[start Data section]

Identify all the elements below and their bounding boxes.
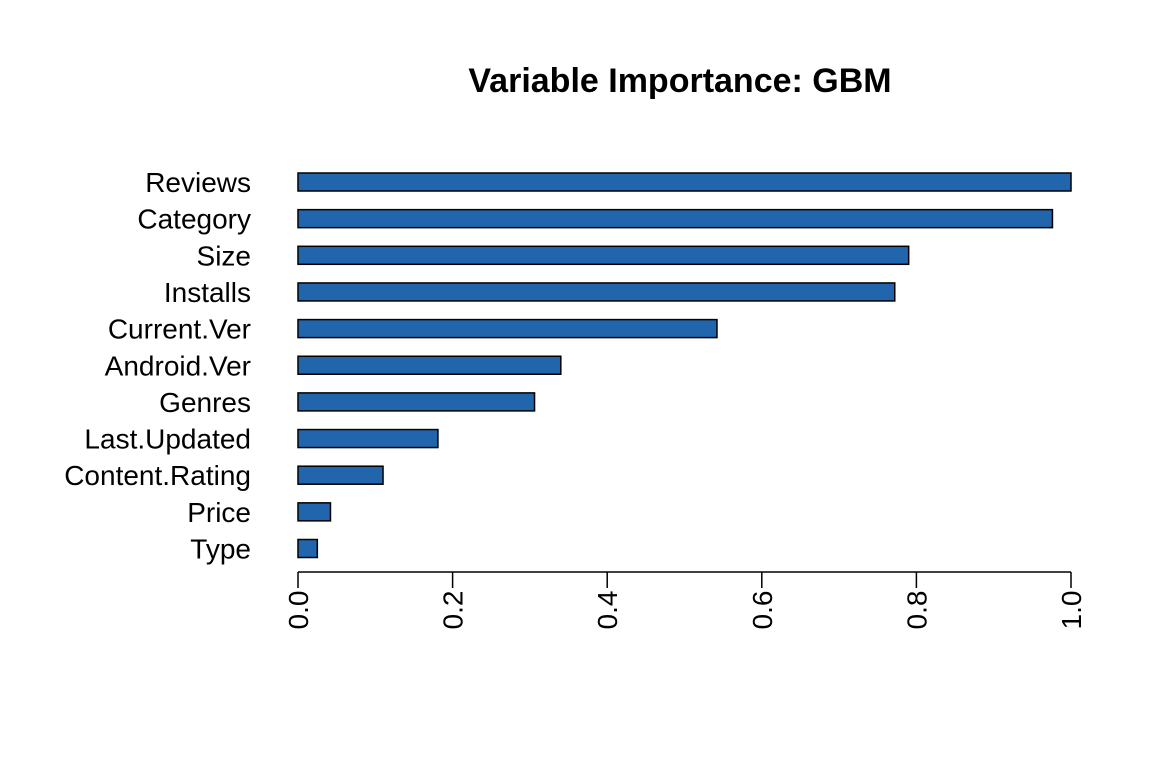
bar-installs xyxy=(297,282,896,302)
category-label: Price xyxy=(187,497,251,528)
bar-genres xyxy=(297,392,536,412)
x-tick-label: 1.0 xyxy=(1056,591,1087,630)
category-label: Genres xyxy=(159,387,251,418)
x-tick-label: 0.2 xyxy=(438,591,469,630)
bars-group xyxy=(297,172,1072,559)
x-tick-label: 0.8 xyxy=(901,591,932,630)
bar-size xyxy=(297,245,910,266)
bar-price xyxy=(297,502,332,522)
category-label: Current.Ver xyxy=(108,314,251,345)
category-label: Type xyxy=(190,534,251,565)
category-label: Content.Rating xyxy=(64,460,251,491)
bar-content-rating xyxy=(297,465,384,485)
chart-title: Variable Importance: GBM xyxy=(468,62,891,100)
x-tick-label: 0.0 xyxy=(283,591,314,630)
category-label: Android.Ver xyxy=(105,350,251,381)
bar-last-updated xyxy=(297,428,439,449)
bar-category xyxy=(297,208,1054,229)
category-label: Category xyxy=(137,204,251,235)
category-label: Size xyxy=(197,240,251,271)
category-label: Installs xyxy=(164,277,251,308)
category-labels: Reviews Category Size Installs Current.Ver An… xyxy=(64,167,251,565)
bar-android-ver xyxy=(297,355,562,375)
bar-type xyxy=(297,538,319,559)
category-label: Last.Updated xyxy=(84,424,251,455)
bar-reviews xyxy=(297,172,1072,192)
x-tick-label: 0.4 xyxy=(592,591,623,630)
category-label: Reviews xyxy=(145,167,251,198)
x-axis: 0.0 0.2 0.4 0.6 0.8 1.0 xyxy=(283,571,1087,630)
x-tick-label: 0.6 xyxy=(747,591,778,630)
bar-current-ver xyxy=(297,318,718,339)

[end Data section]

What you have to do
Can you write out every line of the records above exactly as they appear, leaving out the pictures?

Full output
Identify all the elements below and their bounding boxes.
bar-installs xyxy=(297,282,896,302)
category-label: Price xyxy=(187,497,251,528)
bar-genres xyxy=(297,392,536,412)
x-tick-label: 1.0 xyxy=(1056,591,1087,630)
category-label: Genres xyxy=(159,387,251,418)
x-tick-label: 0.2 xyxy=(438,591,469,630)
bars-group xyxy=(297,172,1072,559)
x-tick-label: 0.8 xyxy=(901,591,932,630)
bar-size xyxy=(297,245,910,266)
bar-price xyxy=(297,502,332,522)
category-label: Current.Ver xyxy=(108,314,251,345)
category-label: Type xyxy=(190,534,251,565)
category-label: Content.Rating xyxy=(64,460,251,491)
bar-content-rating xyxy=(297,465,384,485)
chart-title: Variable Importance: GBM xyxy=(468,62,891,100)
x-tick-label: 0.0 xyxy=(283,591,314,630)
category-label: Android.Ver xyxy=(105,350,251,381)
bar-last-updated xyxy=(297,428,439,449)
bar-category xyxy=(297,208,1054,229)
category-label: Category xyxy=(137,204,251,235)
category-label: Size xyxy=(197,240,251,271)
category-label: Installs xyxy=(164,277,251,308)
category-labels: Reviews Category Size Installs Current.Ver An… xyxy=(64,167,251,565)
bar-android-ver xyxy=(297,355,562,375)
bar-type xyxy=(297,538,319,559)
category-label: Last.Updated xyxy=(84,424,251,455)
bar-reviews xyxy=(297,172,1072,192)
x-tick-label: 0.4 xyxy=(592,591,623,630)
category-label: Reviews xyxy=(145,167,251,198)
x-axis: 0.0 0.2 0.4 0.6 0.8 1.0 xyxy=(283,571,1087,630)
x-tick-label: 0.6 xyxy=(747,591,778,630)
bar-current-ver xyxy=(297,318,718,339)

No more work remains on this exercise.